▶ TASK BRIEF
Find how many lines of the listing below include the word "Mary", then report the number by itself.

..............................

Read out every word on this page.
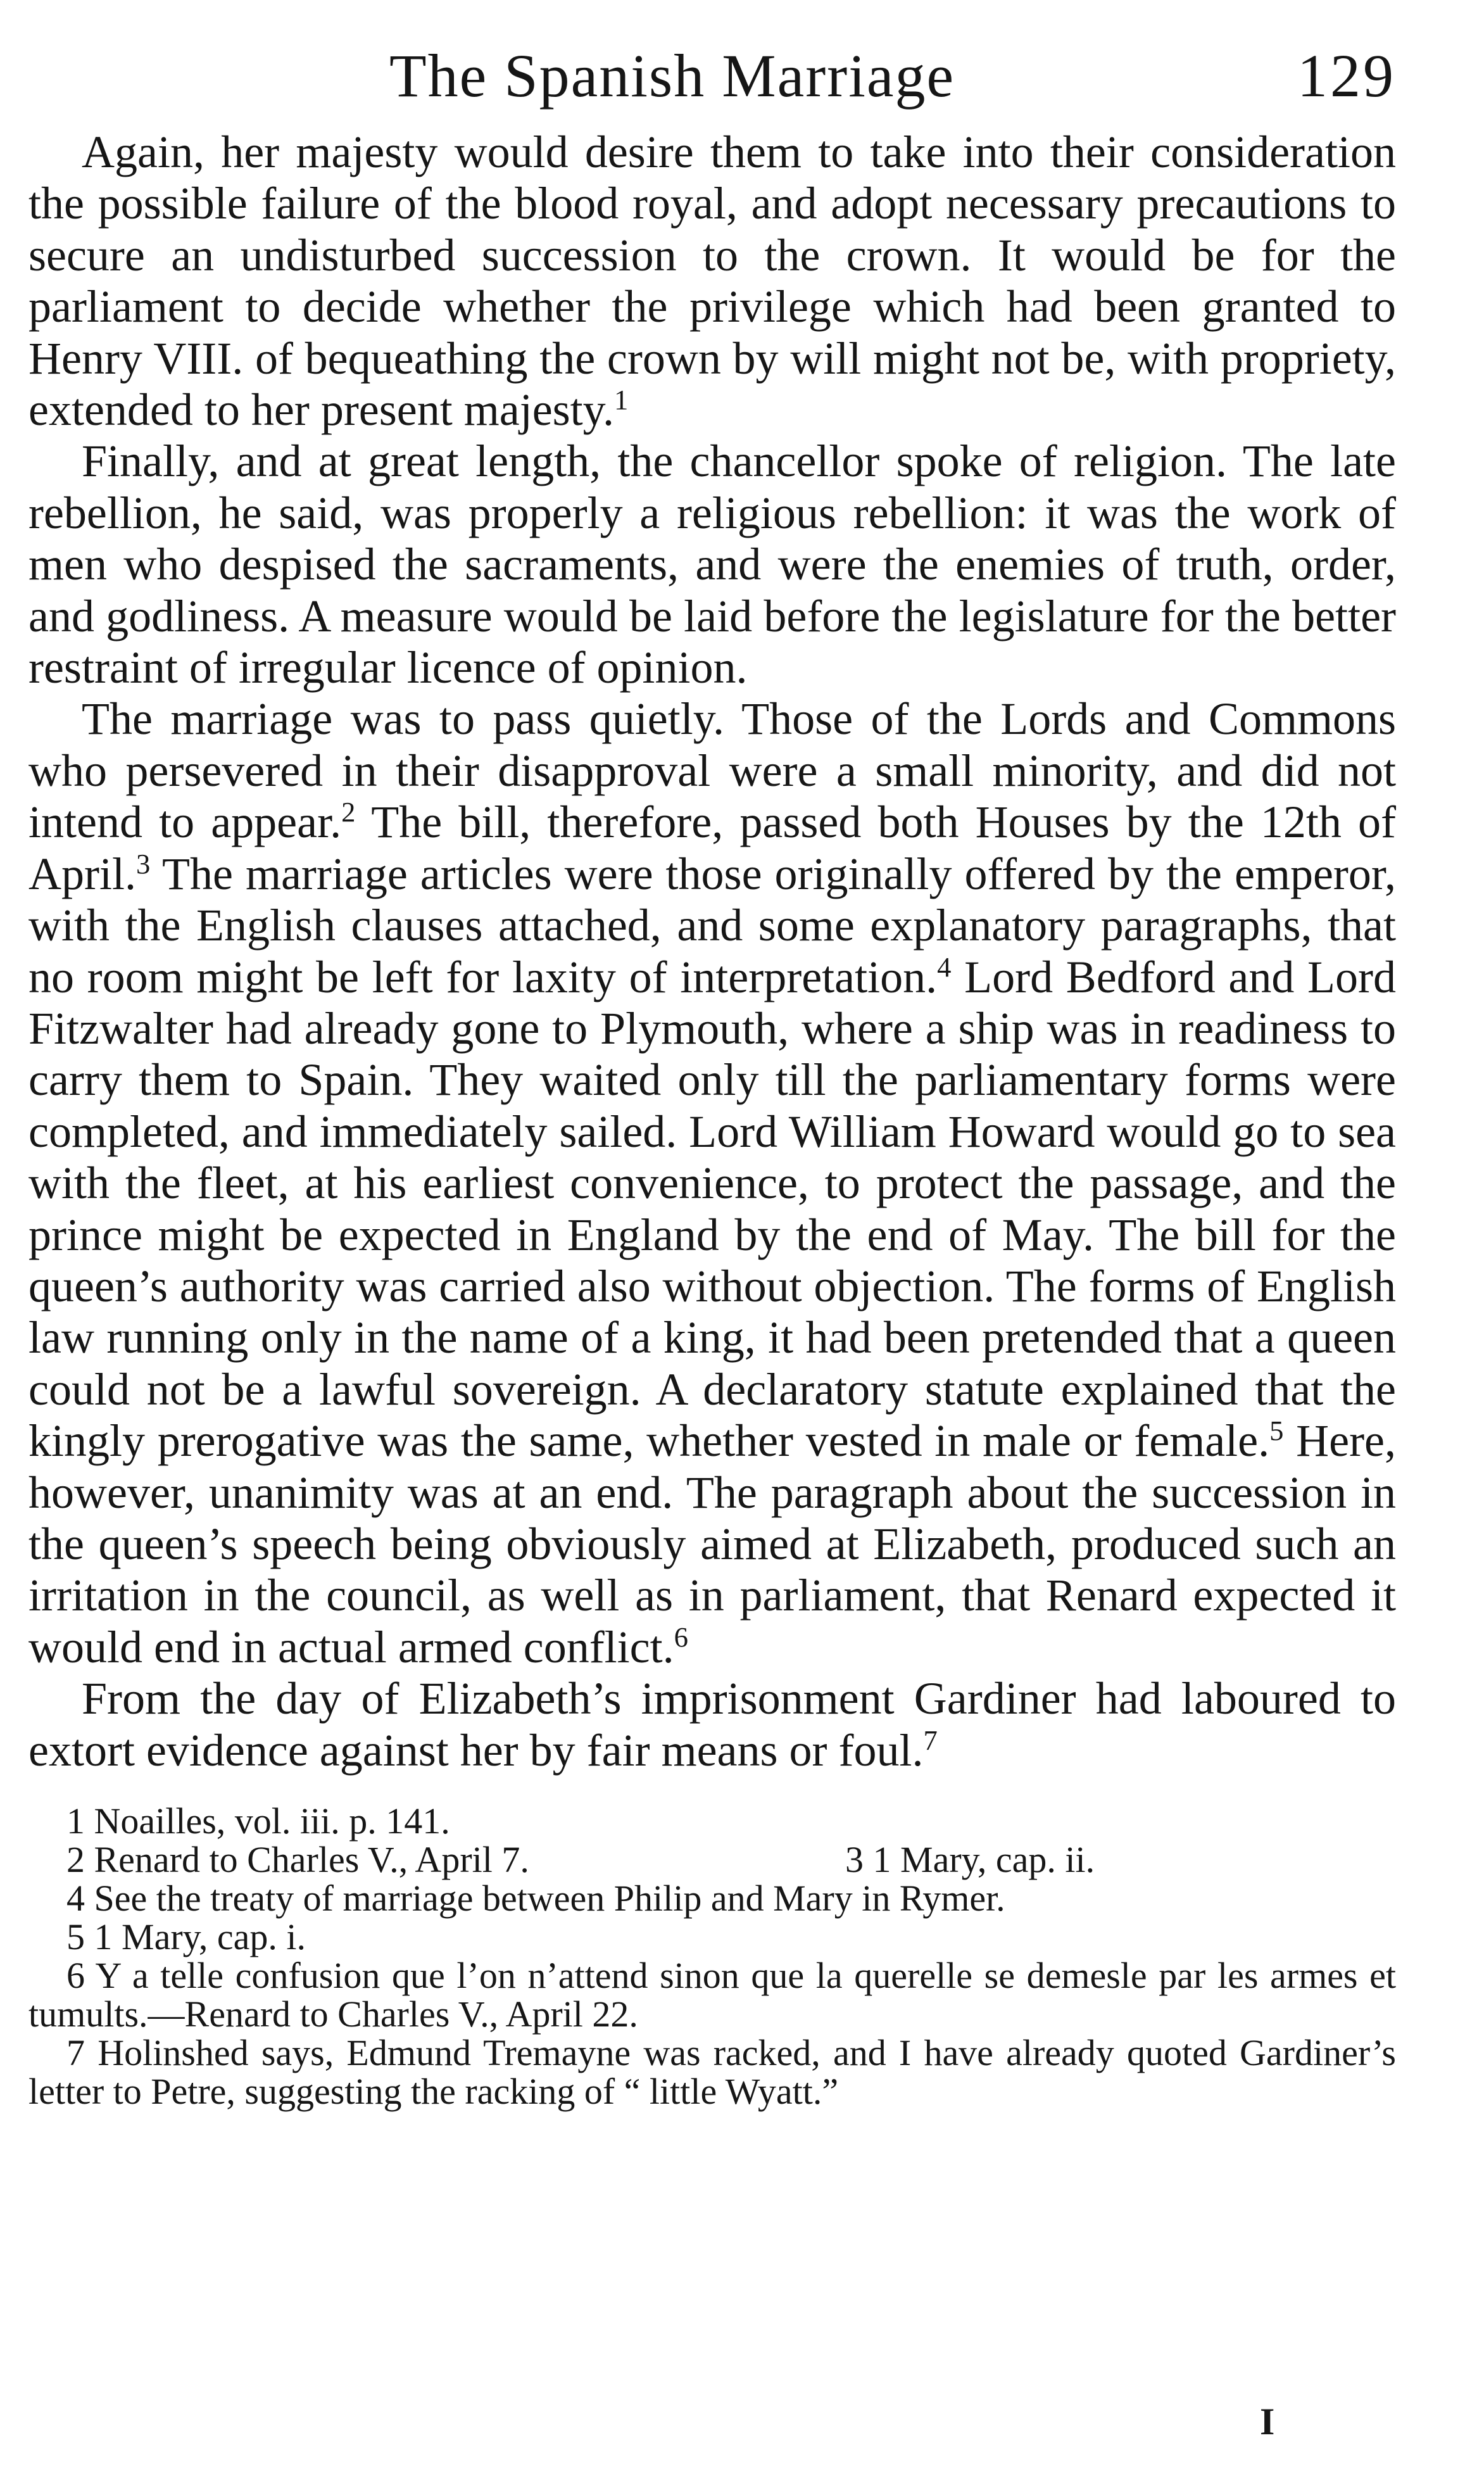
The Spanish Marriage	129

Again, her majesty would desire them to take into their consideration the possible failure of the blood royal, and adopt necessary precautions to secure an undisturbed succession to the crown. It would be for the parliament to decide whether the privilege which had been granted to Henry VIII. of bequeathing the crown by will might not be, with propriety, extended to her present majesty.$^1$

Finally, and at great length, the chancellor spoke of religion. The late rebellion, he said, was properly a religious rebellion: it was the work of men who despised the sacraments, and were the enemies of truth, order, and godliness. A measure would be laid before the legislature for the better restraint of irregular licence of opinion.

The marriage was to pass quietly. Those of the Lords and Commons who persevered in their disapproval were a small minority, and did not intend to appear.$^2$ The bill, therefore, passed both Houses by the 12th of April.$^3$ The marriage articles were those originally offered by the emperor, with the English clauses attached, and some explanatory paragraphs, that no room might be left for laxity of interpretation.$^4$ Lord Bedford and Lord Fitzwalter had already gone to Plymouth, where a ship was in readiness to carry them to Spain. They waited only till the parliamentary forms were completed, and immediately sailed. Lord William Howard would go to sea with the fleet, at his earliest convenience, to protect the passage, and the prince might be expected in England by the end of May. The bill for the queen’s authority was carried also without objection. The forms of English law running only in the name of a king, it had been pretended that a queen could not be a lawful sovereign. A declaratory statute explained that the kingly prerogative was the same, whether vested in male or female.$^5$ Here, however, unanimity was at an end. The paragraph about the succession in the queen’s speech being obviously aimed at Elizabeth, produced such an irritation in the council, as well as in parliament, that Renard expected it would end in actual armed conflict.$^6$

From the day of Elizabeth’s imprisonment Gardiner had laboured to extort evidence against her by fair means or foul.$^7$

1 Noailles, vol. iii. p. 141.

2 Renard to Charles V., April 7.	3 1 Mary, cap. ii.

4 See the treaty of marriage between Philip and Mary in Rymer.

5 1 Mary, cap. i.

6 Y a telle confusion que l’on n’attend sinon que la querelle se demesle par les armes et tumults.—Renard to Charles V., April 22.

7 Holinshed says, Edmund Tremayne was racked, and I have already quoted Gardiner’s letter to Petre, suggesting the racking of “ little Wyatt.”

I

..............................

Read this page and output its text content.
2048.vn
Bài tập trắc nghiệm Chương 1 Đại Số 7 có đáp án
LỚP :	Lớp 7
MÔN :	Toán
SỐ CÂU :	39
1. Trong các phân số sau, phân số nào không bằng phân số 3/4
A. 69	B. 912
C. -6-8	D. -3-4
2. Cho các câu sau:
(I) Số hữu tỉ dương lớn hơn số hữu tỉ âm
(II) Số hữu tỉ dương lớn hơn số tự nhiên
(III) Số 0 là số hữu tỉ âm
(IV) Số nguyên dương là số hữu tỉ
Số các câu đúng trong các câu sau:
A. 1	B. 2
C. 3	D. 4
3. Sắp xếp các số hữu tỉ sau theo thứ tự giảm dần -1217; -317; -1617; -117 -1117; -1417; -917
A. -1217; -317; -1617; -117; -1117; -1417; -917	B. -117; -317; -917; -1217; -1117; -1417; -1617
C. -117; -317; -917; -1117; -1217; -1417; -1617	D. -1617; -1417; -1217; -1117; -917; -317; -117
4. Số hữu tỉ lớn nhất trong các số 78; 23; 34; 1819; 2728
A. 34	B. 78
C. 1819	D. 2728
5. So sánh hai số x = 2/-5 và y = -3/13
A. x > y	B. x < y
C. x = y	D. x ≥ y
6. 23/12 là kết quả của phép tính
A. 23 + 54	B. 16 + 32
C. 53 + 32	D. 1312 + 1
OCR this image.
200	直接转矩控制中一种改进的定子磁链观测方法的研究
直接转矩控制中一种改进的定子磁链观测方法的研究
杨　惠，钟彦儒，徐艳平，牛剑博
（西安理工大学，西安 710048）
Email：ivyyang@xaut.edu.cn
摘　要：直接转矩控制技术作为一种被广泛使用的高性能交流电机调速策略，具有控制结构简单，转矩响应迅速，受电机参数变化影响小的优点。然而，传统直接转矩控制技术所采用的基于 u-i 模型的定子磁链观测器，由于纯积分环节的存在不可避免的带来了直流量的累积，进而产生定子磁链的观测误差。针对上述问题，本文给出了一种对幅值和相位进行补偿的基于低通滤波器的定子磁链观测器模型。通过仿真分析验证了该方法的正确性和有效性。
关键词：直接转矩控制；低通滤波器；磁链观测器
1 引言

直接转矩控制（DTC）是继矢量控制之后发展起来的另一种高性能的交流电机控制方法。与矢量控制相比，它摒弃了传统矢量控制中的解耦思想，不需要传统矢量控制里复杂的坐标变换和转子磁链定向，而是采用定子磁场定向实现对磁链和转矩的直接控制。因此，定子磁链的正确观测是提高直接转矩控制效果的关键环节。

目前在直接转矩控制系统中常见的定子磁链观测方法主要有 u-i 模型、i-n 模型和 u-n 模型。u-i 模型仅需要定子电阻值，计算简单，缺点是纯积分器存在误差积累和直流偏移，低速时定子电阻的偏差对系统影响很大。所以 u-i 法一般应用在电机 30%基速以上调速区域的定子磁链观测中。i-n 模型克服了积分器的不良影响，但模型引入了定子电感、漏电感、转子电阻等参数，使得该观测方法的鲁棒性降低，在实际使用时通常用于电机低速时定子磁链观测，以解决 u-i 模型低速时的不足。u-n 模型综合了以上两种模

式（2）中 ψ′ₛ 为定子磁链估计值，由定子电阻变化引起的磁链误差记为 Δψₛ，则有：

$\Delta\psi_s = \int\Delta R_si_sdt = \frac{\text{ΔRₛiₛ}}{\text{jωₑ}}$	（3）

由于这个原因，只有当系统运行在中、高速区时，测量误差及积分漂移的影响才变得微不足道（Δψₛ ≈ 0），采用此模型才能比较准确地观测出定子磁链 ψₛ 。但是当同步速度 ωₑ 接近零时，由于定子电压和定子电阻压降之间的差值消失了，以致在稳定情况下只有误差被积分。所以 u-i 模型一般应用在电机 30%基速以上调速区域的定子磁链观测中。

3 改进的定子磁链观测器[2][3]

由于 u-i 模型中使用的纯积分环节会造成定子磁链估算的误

..............................

▶ REPLY TO THE EXERCISE
3